> [Supplied data]
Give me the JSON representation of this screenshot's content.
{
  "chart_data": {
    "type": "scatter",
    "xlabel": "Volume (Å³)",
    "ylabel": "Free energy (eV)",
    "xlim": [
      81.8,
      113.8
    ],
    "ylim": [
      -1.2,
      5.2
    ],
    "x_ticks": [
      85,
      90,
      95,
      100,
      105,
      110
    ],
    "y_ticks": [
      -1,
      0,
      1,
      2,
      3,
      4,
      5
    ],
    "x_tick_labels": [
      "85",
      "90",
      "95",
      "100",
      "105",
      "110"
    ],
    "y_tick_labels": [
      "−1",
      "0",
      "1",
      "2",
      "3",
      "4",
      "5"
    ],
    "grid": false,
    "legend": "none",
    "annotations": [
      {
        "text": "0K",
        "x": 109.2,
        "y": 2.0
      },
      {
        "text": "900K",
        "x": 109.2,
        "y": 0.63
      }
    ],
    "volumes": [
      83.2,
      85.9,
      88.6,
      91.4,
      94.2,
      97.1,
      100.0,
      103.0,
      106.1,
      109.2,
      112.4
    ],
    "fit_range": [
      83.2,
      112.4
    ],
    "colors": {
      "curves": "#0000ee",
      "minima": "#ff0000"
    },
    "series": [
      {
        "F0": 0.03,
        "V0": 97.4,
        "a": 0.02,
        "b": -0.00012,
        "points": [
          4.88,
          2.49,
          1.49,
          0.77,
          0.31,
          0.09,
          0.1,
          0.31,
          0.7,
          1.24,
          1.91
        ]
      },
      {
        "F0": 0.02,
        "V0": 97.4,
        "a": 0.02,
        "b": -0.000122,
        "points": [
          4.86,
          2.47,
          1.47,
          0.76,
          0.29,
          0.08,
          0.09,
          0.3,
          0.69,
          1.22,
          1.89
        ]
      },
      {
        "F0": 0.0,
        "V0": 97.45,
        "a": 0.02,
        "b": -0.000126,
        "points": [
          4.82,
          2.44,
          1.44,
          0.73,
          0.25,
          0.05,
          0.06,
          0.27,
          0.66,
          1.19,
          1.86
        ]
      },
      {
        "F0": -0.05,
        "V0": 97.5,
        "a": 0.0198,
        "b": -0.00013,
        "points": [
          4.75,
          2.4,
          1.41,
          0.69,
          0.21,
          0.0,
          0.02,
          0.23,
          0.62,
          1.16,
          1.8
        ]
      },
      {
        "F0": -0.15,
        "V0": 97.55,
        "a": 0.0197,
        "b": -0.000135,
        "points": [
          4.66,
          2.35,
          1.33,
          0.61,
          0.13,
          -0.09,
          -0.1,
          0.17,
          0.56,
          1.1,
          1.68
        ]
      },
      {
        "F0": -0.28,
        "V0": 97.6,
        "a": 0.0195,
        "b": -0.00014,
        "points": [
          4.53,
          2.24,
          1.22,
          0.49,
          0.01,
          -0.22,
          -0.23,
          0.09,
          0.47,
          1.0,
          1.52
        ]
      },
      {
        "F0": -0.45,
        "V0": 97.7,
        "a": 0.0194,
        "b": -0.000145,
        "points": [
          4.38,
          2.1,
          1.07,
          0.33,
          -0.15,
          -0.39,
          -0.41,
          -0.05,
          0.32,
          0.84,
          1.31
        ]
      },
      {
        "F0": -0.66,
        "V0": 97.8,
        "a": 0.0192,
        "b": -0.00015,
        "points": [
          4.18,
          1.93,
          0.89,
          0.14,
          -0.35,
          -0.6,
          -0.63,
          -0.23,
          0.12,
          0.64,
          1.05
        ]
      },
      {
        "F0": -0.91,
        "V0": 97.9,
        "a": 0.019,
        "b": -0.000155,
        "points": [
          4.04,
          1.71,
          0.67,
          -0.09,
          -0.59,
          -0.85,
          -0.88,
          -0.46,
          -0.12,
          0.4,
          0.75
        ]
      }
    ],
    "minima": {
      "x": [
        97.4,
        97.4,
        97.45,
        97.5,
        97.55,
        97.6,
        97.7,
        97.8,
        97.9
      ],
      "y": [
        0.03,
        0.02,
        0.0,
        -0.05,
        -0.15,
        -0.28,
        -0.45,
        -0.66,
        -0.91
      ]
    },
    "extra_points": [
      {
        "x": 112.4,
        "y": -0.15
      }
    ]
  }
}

> [Task statement]
Copy out each line exactly as written.

> [Solution to the exercise]
Give me the JSON representation of this screenshot's content.
{
  "chart_data": {
    "type": "scatter",
    "xlabel": "Volume (Å³)",
    "ylabel": "Free energy (eV)",
    "xlim": [
      81.8,
      113.8
    ],
    "ylim": [
      -1.2,
      5.2
    ],
    "x_ticks": [
      85,
      90,
      95,
      100,
      105,
      110
    ],
    "y_ticks": [
      -1,
      0,
      1,
      2,
      3,
      4,
      5
    ],
    "x_tick_labels": [
      "85",
      "90",
      "95",
      "100",
      "105",
      "110"
    ],
    "y_tick_labels": [
      "−1",
      "0",
      "1",
      "2",
      "3",
      "4",
      "5"
    ],
    "grid": false,
    "legend": "none",
    "annotations": [
      {
        "text": "0K",
        "x": 109.2,
        "y": 2.0
      },
      {
        "text": "900K",
        "x": 109.2,
        "y": 0.63
      }
    ],
    "volumes": [
      83.2,
      85.9,
      88.6,
      91.4,
      94.2,
      97.1,
      100.0,
      103.0,
      106.1,
      109.2,
      112.4
    ],
    "fit_range": [
      83.2,
      112.4
    ],
    "colors": {
      "curves": "#0000ee",
      "minima": "#ff0000"
    },
    "series": [
      {
        "F0": 0.03,
        "V0": 97.4,
        "a": 0.02,
        "b": -0.00012,
        "points": [
          4.88,
          2.49,
          1.49,
          0.77,
          0.31,
          0.09,
          0.1,
          0.31,
          0.7,
          1.24,
          1.91
        ]
      },
      {
        "F0": 0.02,
        "V0": 97.4,
        "a": 0.02,
        "b": -0.000122,
        "points": [
          4.86,
          2.47,
          1.47,
          0.76,
          0.29,
          0.08,
          0.09,
          0.3,
          0.69,
          1.22,
          1.89
        ]
      },
      {
        "F0": 0.0,
        "V0": 97.45,
        "a": 0.02,
        "b": -0.000126,
        "points": [
          4.82,
          2.44,
          1.44,
          0.73,
          0.25,
          0.05,
          0.06,
          0.27,
          0.66,
          1.19,
          1.86
        ]
      },
      {
        "F0": -0.05,
        "V0": 97.5,
        "a": 0.0198,
        "b": -0.00013,
        "points": [
          4.75,
          2.4,
          1.41,
          0.69,
          0.21,
          0.0,
          0.02,
          0.23,
          0.62,
          1.16,
          1.8
        ]
      },
      {
        "F0": -0.15,
        "V0": 97.55,
        "a": 0.0197,
        "b": -0.000135,
        "points": [
          4.66,
          2.35,
          1.33,
          0.61,
          0.13,
          -0.09,
          -0.1,
          0.17,
          0.56,
          1.1,
          1.68
        ]
      },
      {
        "F0": -0.28,
        "V0": 97.6,
        "a": 0.0195,
        "b": -0.00014,
        "points": [
          4.53,
          2.24,
          1.22,
          0.49,
          0.01,
          -0.22,
          -0.23,
          0.09,
          0.47,
          1.0,
          1.52
        ]
      },
      {
        "F0": -0.45,
        "V0": 97.7,
        "a": 0.0194,
        "b": -0.000145,
        "points": [
          4.38,
          2.1,
          1.07,
          0.33,
          -0.15,
          -0.39,
          -0.41,
          -0.05,
          0.32,
          0.84,
          1.31
        ]
      },
      {
        "F0": -0.66,
        "V0": 97.8,
        "a": 0.0192,
        "b": -0.00015,
        "points": [
          4.18,
          1.93,
          0.89,
          0.14,
          -0.35,
          -0.6,
          -0.63,
          -0.23,
          0.12,
          0.64,
          1.05
        ]
      },
      {
        "F0": -0.91,
        "V0": 97.9,
        "a": 0.019,
        "b": -0.000155,
        "points": [
          4.04,
          1.71,
          0.67,
          -0.09,
          -0.59,
          -0.85,
          -0.88,
          -0.46,
          -0.12,
          0.4,
          0.75
        ]
      }
    ],
    "minima": {
      "x": [
        97.4,
        97.4,
        97.45,
        97.5,
        97.55,
        97.6,
        97.7,
        97.8,
        97.9
      ],
      "y": [
        0.03,
        0.02,
        0.0,
        -0.05,
        -0.15,
        -0.28,
        -0.45,
        -0.66,
        -0.91
      ]
    },
    "extra_points": [
      {
        "x": 112.4,
        "y": -0.15
      }
    ]
  }
}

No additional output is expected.